## RECORD SET

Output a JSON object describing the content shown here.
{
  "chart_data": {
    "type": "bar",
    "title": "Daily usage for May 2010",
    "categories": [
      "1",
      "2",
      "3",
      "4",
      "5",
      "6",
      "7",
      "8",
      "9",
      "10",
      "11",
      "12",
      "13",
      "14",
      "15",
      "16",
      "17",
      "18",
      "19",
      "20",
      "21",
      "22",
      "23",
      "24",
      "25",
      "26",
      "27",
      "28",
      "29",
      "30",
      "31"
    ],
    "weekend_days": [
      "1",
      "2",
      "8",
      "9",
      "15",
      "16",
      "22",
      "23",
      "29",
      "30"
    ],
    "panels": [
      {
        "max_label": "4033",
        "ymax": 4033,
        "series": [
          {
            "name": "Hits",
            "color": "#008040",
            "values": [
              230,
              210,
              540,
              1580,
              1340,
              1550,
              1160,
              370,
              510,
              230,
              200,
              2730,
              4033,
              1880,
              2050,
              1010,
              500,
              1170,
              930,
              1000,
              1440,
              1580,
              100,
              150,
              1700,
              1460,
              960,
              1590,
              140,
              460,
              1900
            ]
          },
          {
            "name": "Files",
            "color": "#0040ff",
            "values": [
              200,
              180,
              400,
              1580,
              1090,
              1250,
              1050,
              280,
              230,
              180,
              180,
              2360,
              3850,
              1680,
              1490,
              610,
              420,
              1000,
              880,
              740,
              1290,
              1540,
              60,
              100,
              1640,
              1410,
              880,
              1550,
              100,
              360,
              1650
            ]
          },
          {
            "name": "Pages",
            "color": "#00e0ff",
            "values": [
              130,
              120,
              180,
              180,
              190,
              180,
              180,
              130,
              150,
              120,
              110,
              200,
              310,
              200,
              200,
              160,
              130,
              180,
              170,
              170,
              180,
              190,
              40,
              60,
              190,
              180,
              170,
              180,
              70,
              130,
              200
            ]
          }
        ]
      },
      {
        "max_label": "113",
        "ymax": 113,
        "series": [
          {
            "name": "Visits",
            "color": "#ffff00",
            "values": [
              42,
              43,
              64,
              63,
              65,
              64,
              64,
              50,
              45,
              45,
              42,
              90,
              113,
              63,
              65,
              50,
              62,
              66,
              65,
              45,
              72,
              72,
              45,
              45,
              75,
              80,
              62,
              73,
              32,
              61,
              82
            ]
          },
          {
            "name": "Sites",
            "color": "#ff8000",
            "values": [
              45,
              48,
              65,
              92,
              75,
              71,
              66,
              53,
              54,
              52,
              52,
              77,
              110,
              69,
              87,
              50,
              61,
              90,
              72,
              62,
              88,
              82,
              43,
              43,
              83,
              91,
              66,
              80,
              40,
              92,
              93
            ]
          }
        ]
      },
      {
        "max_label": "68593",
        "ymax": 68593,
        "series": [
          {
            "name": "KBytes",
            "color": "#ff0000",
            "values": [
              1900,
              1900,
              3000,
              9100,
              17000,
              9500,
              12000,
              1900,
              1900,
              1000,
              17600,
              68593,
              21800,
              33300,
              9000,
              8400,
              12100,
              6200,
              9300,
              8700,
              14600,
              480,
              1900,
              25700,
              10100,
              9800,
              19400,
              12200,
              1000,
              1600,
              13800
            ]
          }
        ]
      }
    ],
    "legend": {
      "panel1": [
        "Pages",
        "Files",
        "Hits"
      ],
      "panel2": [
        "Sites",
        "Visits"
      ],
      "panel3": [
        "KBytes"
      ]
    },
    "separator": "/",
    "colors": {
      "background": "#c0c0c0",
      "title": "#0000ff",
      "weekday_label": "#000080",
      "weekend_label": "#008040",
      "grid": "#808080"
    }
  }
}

## WRITTEN TASK
Collect each line of the entries that has the word "name", copying it in full.

## CORRECT OUTPUT
            "name": "Hits",
            "name": "Files",
            "name": "Pages",
            "name": "Visits",
            "name": "Sites",
            "name": "KBytes",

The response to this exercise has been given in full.